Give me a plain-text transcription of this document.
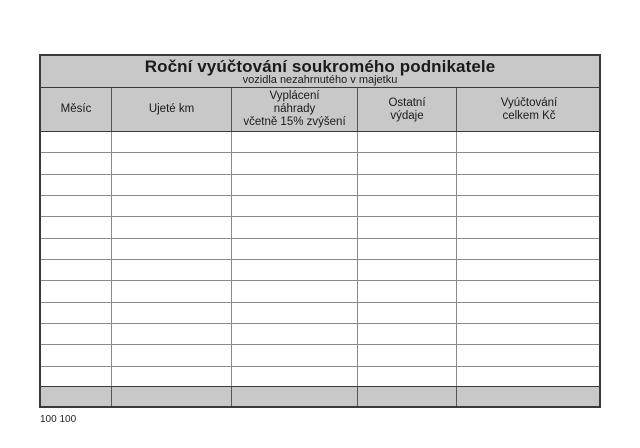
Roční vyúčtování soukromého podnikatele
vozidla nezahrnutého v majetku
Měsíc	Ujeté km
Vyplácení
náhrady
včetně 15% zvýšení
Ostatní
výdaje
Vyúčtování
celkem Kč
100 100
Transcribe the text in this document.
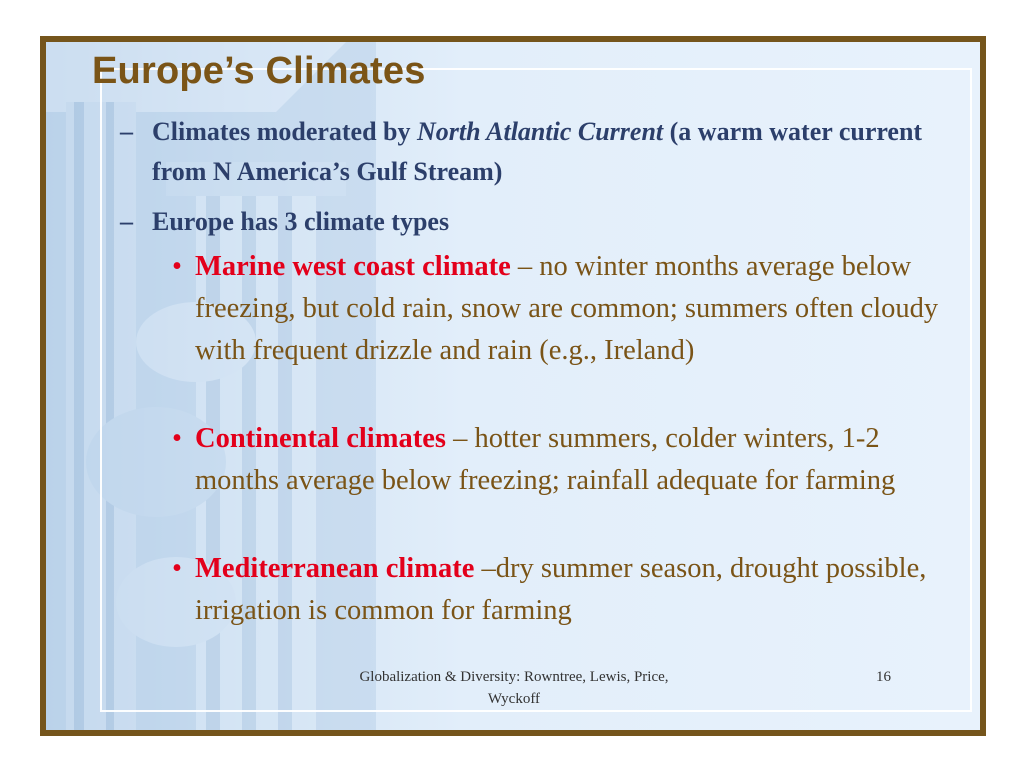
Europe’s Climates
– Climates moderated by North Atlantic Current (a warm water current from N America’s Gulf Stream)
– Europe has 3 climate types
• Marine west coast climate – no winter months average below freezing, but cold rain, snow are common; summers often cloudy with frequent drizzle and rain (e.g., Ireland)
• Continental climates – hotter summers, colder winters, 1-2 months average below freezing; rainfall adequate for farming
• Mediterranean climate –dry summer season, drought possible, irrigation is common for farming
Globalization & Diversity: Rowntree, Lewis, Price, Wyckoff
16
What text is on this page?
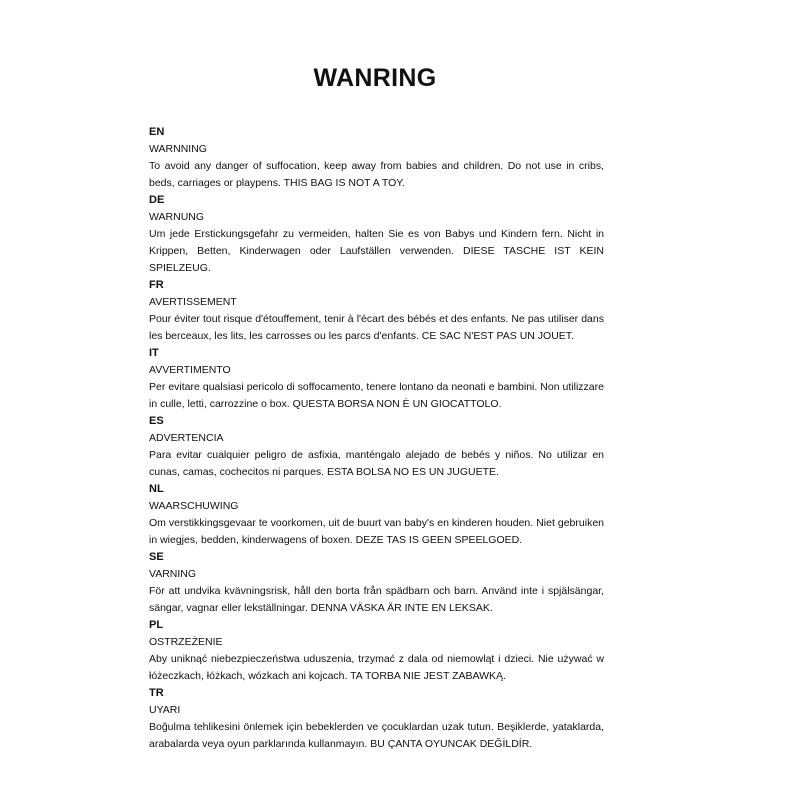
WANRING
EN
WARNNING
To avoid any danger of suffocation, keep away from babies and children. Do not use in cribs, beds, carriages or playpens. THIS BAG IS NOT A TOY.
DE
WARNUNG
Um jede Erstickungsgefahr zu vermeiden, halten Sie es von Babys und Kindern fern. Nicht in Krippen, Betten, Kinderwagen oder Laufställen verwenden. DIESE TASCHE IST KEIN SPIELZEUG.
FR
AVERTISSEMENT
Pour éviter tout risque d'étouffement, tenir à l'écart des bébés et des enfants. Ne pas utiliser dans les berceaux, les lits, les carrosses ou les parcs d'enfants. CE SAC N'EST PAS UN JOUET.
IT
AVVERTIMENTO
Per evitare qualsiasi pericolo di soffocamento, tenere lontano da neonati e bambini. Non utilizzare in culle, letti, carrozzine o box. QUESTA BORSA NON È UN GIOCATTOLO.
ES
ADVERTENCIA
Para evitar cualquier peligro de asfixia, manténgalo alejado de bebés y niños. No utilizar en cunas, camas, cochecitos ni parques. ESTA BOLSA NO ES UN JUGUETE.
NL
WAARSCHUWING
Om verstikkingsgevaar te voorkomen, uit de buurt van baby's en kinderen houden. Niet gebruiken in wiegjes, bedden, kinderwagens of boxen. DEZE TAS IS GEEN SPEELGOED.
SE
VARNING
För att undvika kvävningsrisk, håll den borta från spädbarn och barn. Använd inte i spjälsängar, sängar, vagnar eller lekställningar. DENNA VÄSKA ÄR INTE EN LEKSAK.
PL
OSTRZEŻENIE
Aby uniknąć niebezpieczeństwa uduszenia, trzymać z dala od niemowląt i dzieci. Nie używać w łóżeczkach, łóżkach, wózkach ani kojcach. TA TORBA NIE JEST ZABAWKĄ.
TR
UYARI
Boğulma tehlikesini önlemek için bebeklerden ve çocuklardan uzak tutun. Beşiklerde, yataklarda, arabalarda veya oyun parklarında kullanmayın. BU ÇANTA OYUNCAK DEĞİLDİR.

——

* [Prompt]
Leave out the pictures and copy every record above exactly.

* [Exercise response]
Give me a plain-text transcription of this document.
Roční vyúčtování soukromého podnikatele
vozidla nezahrnutého v majetku
Měsíc	Ujeté km
Vyplácení
náhrady
včetně 15% zvýšení
Ostatní
výdaje
Vyúčtování
celkem Kč
100 100
Transcribe the text in this document.
Europe’s Climates
– Climates moderated by North Atlantic Current (a warm water current from N America’s Gulf Stream)
– Europe has 3 climate types
• Marine west coast climate – no winter months average below freezing, but cold rain, snow are common; summers often cloudy with frequent drizzle and rain (e.g., Ireland)
• Continental climates – hotter summers, colder winters, 1-2 months average below freezing; rainfall adequate for farming
• Mediterranean climate –dry summer season, drought possible, irrigation is common for farming
Globalization & Diversity: Rowntree, Lewis, Price, Wyckoff
16
What text is on this page?
WANRING
EN
WARNNING
To avoid any danger of suffocation, keep away from babies and children. Do not use in cribs, beds, carriages or playpens. THIS BAG IS NOT A TOY.
DE
WARNUNG
Um jede Erstickungsgefahr zu vermeiden, halten Sie es von Babys und Kindern fern. Nicht in Krippen, Betten, Kinderwagen oder Laufställen verwenden. DIESE TASCHE IST KEIN SPIELZEUG.
FR
AVERTISSEMENT
Pour éviter tout risque d'étouffement, tenir à l'écart des bébés et des enfants. Ne pas utiliser dans les berceaux, les lits, les carrosses ou les parcs d'enfants. CE SAC N'EST PAS UN JOUET.
IT
AVVERTIMENTO
Per evitare qualsiasi pericolo di soffocamento, tenere lontano da neonati e bambini. Non utilizzare in culle, letti, carrozzine o box. QUESTA BORSA NON È UN GIOCATTOLO.
ES
ADVERTENCIA
Para evitar cualquier peligro de asfixia, manténgalo alejado de bebés y niños. No utilizar en cunas, camas, cochecitos ni parques. ESTA BOLSA NO ES UN JUGUETE.
NL
WAARSCHUWING
Om verstikkingsgevaar te voorkomen, uit de buurt van baby's en kinderen houden. Niet gebruiken in wiegjes, bedden, kinderwagens of boxen. DEZE TAS IS GEEN SPEELGOED.
SE
VARNING
För att undvika kvävningsrisk, håll den borta från spädbarn och barn. Använd inte i spjälsängar, sängar, vagnar eller lekställningar. DENNA VÄSKA ÄR INTE EN LEKSAK.
PL
OSTRZEŻENIE
Aby uniknąć niebezpieczeństwa uduszenia, trzymać z dala od niemowląt i dzieci. Nie używać w łóżeczkach, łóżkach, wózkach ani kojcach. TA TORBA NIE JEST ZABAWKĄ.
TR
UYARI
Boğulma tehlikesini önlemek için bebeklerden ve çocuklardan uzak tutun. Beşiklerde, yataklarda, arabalarda veya oyun parklarında kullanmayın. BU ÇANTA OYUNCAK DEĞİLDİR.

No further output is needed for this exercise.